INSTRUCTIONS TO FOLLOW:
Report each line of the data that has "letter" somewhere in it.

DATA TO USE:
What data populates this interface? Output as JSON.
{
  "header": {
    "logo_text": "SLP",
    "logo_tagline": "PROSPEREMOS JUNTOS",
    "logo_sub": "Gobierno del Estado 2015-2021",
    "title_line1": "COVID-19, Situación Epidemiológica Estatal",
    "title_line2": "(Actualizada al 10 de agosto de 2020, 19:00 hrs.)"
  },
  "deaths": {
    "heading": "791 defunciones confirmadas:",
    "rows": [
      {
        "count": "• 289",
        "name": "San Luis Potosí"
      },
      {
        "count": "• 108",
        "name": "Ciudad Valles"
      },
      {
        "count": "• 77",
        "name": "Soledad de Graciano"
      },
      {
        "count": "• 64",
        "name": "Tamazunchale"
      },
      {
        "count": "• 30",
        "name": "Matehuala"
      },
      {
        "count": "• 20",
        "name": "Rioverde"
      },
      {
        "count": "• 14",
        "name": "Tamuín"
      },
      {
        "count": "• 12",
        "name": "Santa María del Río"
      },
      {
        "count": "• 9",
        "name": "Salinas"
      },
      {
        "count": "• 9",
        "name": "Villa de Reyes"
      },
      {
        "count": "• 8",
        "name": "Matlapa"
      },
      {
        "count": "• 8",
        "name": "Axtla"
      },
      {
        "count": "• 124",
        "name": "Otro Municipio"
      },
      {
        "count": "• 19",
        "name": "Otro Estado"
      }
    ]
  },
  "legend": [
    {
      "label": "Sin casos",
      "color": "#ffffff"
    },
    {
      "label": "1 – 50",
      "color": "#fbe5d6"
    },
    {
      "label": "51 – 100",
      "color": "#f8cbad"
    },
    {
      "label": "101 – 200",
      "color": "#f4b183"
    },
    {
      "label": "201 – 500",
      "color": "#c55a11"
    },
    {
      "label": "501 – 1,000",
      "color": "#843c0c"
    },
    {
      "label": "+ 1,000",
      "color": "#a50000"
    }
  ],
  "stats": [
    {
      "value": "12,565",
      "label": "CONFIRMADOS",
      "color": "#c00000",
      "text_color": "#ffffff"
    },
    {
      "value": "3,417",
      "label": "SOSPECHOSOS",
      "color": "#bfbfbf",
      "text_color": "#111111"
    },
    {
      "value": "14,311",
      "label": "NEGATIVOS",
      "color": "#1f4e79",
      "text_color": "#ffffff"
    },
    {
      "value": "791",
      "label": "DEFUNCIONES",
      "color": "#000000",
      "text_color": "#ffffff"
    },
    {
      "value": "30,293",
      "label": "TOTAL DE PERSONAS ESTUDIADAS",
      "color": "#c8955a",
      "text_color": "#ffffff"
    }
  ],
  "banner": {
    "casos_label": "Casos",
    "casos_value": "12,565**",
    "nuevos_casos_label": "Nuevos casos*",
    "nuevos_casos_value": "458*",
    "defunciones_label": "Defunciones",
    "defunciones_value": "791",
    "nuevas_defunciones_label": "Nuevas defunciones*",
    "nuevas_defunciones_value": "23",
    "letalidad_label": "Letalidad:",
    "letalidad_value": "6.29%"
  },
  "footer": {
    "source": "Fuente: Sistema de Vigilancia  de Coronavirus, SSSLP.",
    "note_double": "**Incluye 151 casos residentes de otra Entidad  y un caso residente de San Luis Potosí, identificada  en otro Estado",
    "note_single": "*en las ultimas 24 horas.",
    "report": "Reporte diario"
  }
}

...

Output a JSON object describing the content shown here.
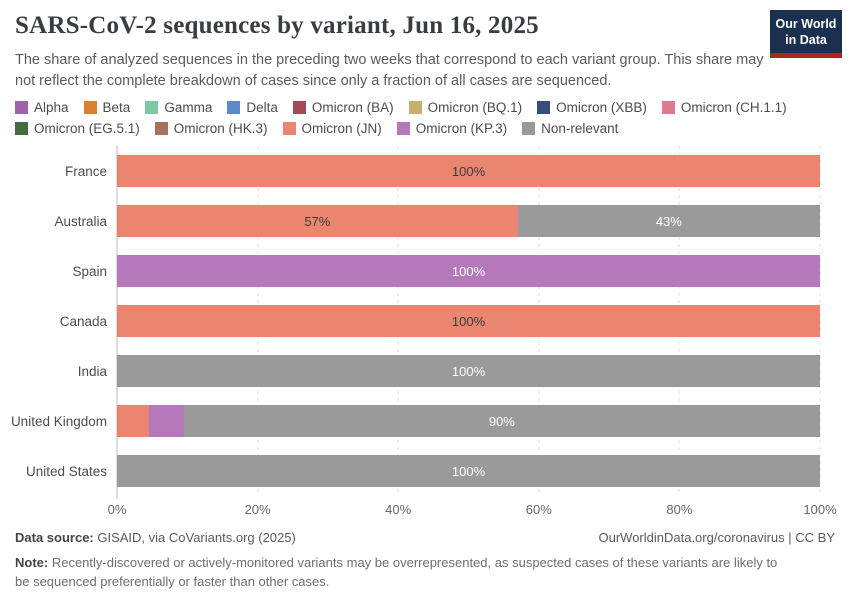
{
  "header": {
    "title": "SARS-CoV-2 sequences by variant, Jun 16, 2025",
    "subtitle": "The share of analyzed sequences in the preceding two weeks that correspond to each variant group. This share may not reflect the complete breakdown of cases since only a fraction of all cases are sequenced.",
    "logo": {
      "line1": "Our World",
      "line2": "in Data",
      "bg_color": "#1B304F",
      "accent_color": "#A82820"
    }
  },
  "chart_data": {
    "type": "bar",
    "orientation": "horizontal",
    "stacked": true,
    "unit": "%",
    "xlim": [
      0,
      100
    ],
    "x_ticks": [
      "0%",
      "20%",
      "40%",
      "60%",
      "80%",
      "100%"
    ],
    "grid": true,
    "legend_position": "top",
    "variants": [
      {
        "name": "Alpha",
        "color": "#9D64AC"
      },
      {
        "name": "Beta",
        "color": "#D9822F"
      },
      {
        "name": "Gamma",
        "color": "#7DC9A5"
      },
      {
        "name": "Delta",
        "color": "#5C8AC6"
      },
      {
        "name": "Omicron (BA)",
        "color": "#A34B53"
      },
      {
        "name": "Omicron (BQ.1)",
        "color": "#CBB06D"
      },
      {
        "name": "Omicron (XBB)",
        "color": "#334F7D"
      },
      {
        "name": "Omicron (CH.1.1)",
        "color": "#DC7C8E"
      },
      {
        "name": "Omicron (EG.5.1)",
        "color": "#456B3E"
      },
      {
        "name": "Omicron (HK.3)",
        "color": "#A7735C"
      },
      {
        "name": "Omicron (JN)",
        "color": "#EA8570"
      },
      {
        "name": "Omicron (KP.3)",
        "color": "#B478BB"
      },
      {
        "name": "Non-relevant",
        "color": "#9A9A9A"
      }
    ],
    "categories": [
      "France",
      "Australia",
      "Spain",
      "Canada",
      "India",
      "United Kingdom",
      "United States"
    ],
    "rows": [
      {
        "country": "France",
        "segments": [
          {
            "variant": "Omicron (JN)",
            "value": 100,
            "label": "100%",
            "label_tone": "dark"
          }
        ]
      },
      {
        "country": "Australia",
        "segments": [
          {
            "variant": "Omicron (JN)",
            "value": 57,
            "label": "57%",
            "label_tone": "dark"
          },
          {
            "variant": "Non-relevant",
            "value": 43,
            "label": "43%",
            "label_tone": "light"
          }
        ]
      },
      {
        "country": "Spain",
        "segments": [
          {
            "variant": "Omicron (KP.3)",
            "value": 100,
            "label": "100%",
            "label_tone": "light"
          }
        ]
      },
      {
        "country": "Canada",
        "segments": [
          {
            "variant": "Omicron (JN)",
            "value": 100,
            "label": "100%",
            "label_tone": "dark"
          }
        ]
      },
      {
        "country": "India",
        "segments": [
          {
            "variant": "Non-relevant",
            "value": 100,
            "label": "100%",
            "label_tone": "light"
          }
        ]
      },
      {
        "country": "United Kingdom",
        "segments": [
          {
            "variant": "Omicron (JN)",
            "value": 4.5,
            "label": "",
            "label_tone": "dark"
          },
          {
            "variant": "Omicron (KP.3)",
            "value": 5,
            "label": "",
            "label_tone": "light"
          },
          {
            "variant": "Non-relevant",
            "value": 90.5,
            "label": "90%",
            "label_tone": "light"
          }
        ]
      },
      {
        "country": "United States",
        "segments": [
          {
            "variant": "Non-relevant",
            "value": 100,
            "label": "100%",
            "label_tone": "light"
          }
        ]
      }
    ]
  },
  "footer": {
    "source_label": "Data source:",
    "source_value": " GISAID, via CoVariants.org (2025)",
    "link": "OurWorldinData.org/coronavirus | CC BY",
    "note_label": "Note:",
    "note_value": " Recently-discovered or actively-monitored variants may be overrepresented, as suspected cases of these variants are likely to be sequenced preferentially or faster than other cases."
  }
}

---

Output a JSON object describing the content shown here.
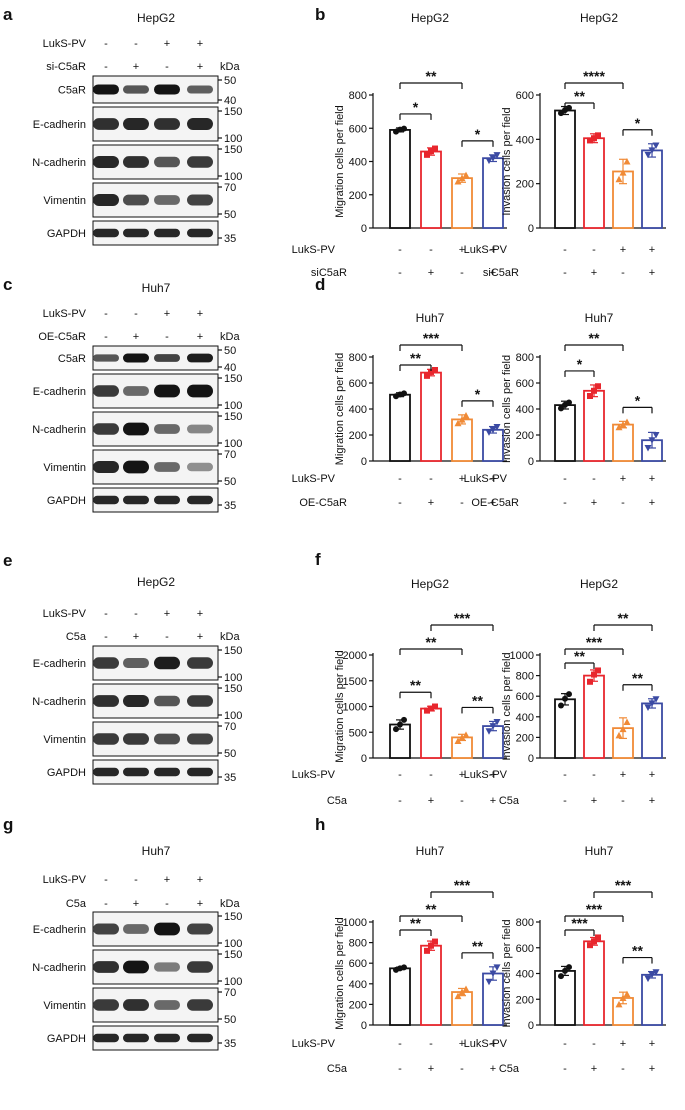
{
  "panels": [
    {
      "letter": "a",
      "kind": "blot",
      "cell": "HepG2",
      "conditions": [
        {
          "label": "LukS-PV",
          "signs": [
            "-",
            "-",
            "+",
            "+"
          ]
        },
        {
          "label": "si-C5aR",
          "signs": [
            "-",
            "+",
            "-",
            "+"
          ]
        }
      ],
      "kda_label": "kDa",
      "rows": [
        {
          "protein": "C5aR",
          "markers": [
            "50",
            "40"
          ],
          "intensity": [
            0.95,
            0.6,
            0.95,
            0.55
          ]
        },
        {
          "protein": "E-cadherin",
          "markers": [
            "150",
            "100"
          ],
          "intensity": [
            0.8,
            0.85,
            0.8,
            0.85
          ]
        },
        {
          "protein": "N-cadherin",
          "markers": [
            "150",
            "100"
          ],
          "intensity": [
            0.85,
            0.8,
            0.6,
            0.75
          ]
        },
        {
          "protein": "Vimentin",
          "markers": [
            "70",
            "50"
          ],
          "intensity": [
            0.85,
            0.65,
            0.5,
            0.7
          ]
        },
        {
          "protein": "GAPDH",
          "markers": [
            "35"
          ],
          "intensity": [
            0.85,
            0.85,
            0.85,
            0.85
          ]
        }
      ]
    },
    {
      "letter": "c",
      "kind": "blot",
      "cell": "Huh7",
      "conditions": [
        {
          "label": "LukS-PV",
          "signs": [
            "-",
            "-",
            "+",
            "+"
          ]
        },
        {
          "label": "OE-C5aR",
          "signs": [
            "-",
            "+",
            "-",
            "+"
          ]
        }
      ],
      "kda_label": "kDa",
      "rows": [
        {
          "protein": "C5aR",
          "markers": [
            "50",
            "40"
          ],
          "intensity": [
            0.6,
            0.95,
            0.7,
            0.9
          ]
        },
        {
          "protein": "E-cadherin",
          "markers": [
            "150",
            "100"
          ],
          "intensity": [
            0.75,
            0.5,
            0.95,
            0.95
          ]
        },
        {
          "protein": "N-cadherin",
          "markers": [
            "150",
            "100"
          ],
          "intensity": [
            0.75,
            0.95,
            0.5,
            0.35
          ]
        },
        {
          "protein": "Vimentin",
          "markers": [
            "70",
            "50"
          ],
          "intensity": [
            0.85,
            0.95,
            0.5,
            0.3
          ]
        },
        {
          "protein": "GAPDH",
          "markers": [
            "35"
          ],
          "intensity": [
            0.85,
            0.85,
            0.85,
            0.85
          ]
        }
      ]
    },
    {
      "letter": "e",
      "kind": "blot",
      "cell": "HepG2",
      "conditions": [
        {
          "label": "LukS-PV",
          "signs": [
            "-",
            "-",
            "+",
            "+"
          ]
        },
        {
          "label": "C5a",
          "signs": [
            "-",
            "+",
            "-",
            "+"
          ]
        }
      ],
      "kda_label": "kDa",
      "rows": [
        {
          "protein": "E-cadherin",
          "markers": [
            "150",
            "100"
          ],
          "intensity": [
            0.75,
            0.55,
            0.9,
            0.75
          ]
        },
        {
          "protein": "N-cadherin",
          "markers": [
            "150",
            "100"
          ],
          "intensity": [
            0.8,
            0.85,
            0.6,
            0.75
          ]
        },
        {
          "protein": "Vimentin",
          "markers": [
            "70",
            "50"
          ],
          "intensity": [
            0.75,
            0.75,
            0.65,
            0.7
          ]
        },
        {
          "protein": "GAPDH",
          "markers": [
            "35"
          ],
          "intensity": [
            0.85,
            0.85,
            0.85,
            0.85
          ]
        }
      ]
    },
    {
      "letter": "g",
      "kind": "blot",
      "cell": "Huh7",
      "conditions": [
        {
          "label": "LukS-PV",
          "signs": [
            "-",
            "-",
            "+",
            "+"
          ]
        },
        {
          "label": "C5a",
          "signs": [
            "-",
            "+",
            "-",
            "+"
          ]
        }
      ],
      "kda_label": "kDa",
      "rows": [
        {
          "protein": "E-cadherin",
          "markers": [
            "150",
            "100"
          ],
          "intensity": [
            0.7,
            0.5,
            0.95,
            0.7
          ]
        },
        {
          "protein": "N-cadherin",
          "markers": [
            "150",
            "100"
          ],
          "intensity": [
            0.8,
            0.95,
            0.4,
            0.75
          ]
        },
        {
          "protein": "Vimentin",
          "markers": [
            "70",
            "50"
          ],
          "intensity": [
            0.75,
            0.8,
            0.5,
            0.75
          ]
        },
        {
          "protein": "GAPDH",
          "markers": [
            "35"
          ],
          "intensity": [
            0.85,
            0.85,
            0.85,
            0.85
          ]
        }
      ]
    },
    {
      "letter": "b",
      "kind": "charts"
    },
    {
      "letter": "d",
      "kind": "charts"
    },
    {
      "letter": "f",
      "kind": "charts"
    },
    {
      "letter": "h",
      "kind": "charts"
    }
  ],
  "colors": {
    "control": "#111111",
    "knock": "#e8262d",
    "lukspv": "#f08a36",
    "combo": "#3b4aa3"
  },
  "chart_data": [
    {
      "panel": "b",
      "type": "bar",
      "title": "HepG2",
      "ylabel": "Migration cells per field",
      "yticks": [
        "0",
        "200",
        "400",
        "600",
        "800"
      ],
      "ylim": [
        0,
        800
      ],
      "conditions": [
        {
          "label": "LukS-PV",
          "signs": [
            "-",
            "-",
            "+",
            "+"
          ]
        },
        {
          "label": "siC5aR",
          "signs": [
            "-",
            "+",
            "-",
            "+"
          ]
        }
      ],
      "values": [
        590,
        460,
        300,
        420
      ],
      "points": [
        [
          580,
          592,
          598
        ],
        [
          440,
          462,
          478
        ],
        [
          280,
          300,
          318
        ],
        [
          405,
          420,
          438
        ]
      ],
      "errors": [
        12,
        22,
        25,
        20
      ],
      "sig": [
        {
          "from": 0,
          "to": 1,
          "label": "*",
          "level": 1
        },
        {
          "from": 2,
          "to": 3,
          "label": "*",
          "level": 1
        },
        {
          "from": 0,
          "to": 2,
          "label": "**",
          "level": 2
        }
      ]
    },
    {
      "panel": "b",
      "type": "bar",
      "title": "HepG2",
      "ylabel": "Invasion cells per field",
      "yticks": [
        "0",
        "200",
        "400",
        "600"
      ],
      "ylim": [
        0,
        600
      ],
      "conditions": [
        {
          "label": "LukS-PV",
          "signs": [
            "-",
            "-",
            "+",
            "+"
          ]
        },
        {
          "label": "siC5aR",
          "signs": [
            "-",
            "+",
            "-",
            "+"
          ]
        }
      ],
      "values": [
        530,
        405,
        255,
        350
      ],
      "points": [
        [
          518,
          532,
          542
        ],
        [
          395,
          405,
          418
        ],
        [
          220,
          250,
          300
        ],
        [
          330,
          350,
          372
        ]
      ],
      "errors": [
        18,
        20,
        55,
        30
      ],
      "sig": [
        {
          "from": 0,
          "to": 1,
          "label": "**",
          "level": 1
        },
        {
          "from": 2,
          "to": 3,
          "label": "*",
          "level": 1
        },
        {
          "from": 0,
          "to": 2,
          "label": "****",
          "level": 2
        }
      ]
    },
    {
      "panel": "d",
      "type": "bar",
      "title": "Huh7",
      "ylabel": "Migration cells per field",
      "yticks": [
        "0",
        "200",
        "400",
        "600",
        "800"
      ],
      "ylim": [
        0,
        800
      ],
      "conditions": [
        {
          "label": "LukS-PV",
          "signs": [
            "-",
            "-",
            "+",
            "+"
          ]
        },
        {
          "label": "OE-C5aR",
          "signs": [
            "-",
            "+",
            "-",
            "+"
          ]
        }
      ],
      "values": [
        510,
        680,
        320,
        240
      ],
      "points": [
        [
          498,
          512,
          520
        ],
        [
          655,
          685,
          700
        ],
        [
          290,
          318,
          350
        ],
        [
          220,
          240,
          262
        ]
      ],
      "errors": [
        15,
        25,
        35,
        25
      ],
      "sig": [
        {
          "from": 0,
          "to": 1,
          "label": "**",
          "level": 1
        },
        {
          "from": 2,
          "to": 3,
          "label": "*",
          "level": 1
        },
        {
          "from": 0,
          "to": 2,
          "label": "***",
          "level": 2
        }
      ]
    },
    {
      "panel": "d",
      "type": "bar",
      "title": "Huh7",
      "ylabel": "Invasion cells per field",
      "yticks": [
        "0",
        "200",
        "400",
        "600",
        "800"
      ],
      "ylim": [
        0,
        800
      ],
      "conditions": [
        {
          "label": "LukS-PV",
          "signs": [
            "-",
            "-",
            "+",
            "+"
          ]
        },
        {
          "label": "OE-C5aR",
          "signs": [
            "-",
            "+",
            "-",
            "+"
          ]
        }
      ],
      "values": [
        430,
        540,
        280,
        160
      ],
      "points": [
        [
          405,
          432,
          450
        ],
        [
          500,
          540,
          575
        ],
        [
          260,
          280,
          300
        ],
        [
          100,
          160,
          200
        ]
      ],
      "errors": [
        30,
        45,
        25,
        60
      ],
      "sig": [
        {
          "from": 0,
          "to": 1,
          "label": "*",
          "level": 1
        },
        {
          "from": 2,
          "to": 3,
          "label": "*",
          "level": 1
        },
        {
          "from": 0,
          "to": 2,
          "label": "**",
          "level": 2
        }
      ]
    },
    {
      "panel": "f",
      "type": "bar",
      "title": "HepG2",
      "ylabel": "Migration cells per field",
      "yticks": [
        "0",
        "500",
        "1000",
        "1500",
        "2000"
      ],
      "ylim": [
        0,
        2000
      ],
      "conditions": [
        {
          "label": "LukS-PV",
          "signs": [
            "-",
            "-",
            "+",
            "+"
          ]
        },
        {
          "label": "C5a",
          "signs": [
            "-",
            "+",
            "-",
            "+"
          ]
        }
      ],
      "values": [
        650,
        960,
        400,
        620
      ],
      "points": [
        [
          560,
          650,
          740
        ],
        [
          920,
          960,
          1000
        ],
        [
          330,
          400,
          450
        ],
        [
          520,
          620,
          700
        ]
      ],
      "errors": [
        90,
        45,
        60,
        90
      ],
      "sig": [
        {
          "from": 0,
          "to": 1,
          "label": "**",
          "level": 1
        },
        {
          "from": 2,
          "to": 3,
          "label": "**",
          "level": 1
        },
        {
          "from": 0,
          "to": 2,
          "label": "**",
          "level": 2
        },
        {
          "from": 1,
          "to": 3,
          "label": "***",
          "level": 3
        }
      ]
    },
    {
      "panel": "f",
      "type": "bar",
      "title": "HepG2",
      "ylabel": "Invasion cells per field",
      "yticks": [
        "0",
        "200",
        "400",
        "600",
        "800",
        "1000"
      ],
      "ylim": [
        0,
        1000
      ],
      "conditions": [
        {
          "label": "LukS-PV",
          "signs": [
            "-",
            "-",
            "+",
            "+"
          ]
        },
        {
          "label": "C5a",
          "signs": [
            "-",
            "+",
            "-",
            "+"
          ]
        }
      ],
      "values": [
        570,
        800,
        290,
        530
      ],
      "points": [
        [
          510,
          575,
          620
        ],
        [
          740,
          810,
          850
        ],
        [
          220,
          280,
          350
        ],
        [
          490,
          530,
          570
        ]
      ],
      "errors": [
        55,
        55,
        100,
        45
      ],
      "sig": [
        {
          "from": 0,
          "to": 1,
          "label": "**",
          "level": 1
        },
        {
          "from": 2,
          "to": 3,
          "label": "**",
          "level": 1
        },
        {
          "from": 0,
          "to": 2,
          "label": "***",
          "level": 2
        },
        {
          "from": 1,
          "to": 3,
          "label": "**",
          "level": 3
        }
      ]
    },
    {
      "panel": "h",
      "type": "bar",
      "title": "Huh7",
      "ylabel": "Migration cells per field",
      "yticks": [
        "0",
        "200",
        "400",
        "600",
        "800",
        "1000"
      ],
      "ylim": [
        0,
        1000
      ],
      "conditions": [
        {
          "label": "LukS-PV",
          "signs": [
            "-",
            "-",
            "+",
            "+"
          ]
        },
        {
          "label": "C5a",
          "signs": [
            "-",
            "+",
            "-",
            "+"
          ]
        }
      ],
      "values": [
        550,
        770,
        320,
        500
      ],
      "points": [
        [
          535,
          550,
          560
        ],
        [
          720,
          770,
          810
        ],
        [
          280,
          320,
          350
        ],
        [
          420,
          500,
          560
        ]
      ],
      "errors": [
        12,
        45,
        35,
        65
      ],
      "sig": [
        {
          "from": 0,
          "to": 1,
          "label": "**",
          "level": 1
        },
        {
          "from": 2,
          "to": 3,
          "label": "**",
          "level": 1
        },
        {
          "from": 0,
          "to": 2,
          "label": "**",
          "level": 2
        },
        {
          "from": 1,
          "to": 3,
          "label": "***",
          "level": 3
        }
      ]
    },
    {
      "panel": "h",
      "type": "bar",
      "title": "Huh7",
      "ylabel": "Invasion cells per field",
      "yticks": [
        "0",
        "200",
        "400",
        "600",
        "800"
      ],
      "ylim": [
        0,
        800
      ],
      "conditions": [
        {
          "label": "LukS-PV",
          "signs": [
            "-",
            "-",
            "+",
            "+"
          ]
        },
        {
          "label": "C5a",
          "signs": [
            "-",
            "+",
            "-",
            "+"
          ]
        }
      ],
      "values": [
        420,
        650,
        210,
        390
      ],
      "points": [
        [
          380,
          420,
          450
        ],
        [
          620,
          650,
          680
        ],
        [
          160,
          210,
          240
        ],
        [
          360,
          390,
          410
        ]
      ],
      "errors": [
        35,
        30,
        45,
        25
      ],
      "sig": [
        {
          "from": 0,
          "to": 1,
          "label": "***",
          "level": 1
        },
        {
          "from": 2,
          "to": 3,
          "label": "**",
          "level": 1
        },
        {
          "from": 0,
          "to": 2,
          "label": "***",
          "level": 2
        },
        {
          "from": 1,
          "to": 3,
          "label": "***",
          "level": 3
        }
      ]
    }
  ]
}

SOLVED EXERCISE:
      "letter": "a",
      "letter": "c",
      "letter": "e",
      "letter": "g",
      "letter": "b",
      "letter": "d",
      "letter": "f",
      "letter": "h",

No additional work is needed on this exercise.